Task instructions
All that is wanted is the exact lines from the one with "Read this page and output its text content." through the last line of the entries, with both ends kept and every picture left out.

(Page text dataset records)
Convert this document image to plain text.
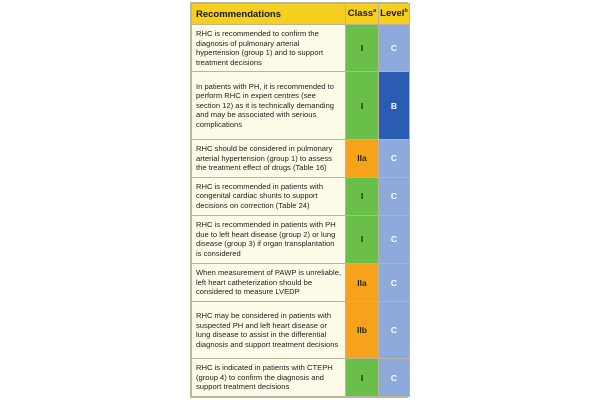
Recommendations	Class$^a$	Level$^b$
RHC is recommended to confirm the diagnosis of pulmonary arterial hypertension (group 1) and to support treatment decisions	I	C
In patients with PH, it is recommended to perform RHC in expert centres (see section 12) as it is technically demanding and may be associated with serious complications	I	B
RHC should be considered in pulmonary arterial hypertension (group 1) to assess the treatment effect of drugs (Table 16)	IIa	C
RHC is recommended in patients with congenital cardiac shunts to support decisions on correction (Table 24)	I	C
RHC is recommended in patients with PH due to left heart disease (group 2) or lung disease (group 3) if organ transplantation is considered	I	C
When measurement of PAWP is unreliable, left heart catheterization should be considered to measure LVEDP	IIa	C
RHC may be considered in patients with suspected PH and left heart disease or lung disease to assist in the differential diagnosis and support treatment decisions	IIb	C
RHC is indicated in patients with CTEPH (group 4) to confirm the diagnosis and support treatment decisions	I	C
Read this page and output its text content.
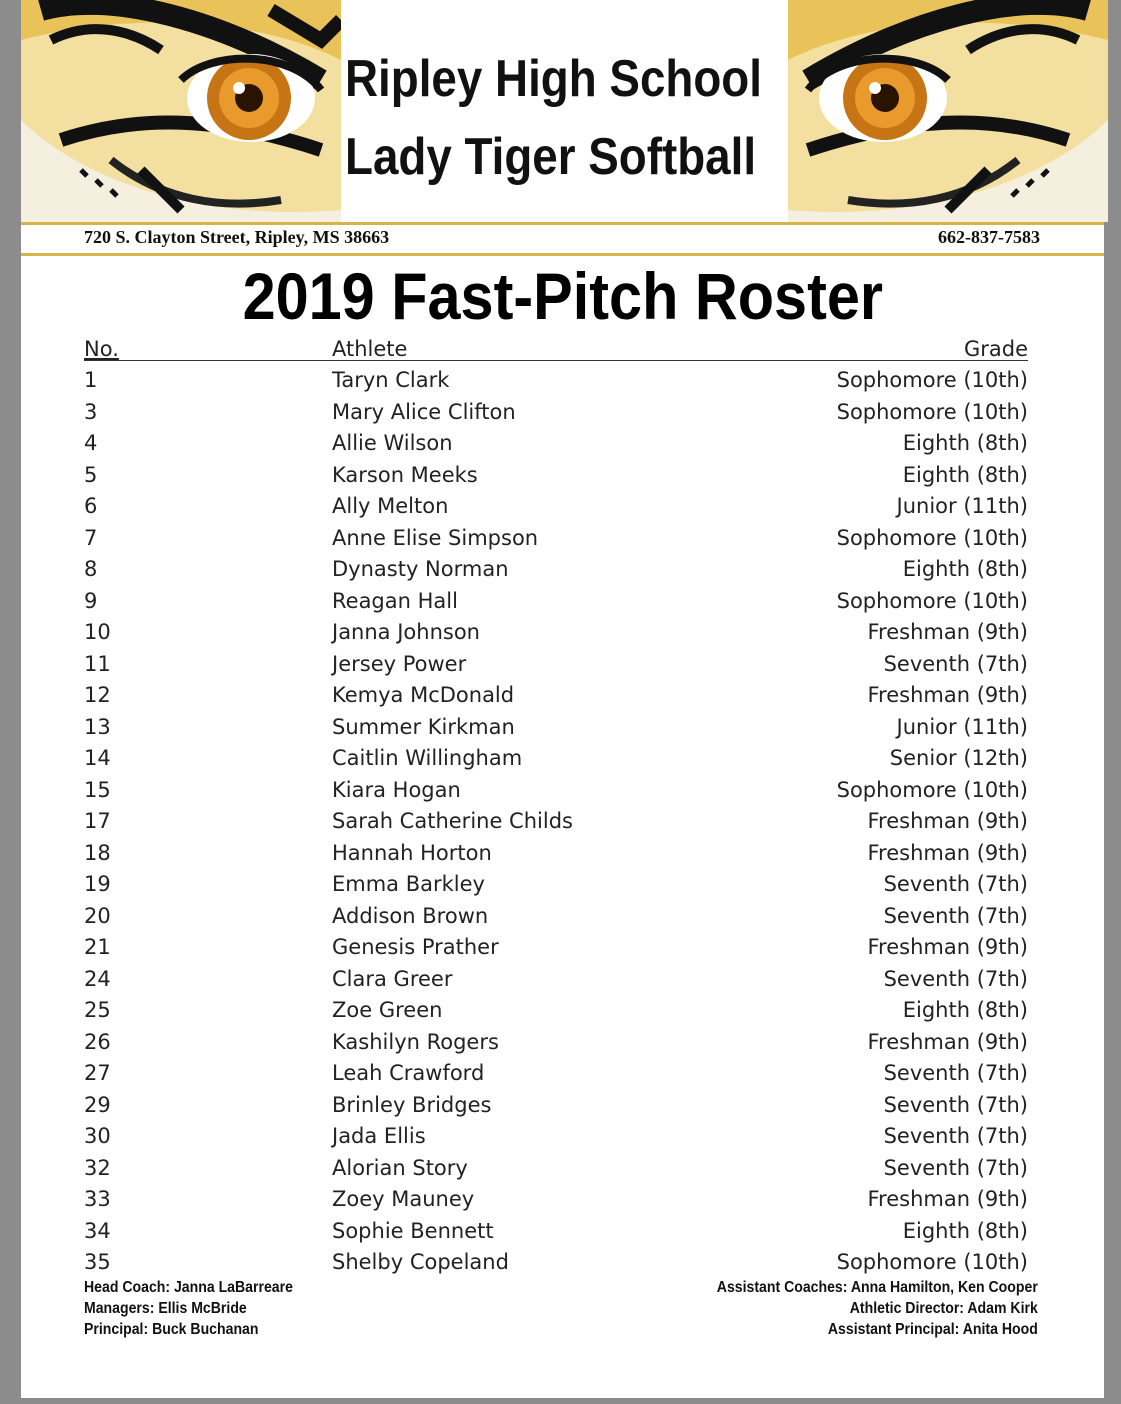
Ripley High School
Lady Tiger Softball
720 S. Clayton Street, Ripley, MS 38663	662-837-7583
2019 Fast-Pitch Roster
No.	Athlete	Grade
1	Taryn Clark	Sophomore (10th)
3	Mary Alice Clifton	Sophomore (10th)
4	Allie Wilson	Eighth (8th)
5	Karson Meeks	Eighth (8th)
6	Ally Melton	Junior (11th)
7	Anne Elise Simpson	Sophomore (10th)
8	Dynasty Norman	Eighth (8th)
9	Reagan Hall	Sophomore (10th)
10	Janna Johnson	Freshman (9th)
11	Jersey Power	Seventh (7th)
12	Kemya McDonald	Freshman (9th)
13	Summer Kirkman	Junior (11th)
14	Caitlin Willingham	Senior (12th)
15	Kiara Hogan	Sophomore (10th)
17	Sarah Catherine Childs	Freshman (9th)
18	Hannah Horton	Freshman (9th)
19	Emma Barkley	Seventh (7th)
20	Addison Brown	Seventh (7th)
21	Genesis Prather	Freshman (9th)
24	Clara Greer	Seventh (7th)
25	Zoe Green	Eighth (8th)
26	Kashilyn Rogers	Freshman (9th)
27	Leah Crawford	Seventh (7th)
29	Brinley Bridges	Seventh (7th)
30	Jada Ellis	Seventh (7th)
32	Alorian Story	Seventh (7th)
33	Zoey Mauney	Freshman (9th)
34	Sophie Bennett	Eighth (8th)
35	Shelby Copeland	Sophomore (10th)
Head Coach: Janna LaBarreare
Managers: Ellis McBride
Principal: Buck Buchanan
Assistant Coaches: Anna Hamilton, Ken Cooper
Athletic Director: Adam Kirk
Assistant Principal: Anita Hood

Your response
Read this page and output its text content.
Ripley High School
Lady Tiger Softball
720 S. Clayton Street, Ripley, MS 38663	662-837-7583
2019 Fast-Pitch Roster
No.	Athlete	Grade
1	Taryn Clark	Sophomore (10th)
3	Mary Alice Clifton	Sophomore (10th)
4	Allie Wilson	Eighth (8th)
5	Karson Meeks	Eighth (8th)
6	Ally Melton	Junior (11th)
7	Anne Elise Simpson	Sophomore (10th)
8	Dynasty Norman	Eighth (8th)
9	Reagan Hall	Sophomore (10th)
10	Janna Johnson	Freshman (9th)
11	Jersey Power	Seventh (7th)
12	Kemya McDonald	Freshman (9th)
13	Summer Kirkman	Junior (11th)
14	Caitlin Willingham	Senior (12th)
15	Kiara Hogan	Sophomore (10th)
17	Sarah Catherine Childs	Freshman (9th)
18	Hannah Horton	Freshman (9th)
19	Emma Barkley	Seventh (7th)
20	Addison Brown	Seventh (7th)
21	Genesis Prather	Freshman (9th)
24	Clara Greer	Seventh (7th)
25	Zoe Green	Eighth (8th)
26	Kashilyn Rogers	Freshman (9th)
27	Leah Crawford	Seventh (7th)
29	Brinley Bridges	Seventh (7th)
30	Jada Ellis	Seventh (7th)
32	Alorian Story	Seventh (7th)
33	Zoey Mauney	Freshman (9th)
34	Sophie Bennett	Eighth (8th)
35	Shelby Copeland	Sophomore (10th)
Head Coach: Janna LaBarreare
Managers: Ellis McBride
Principal: Buck Buchanan
Assistant Coaches: Anna Hamilton, Ken Cooper
Athletic Director: Adam Kirk
Assistant Principal: Anita Hood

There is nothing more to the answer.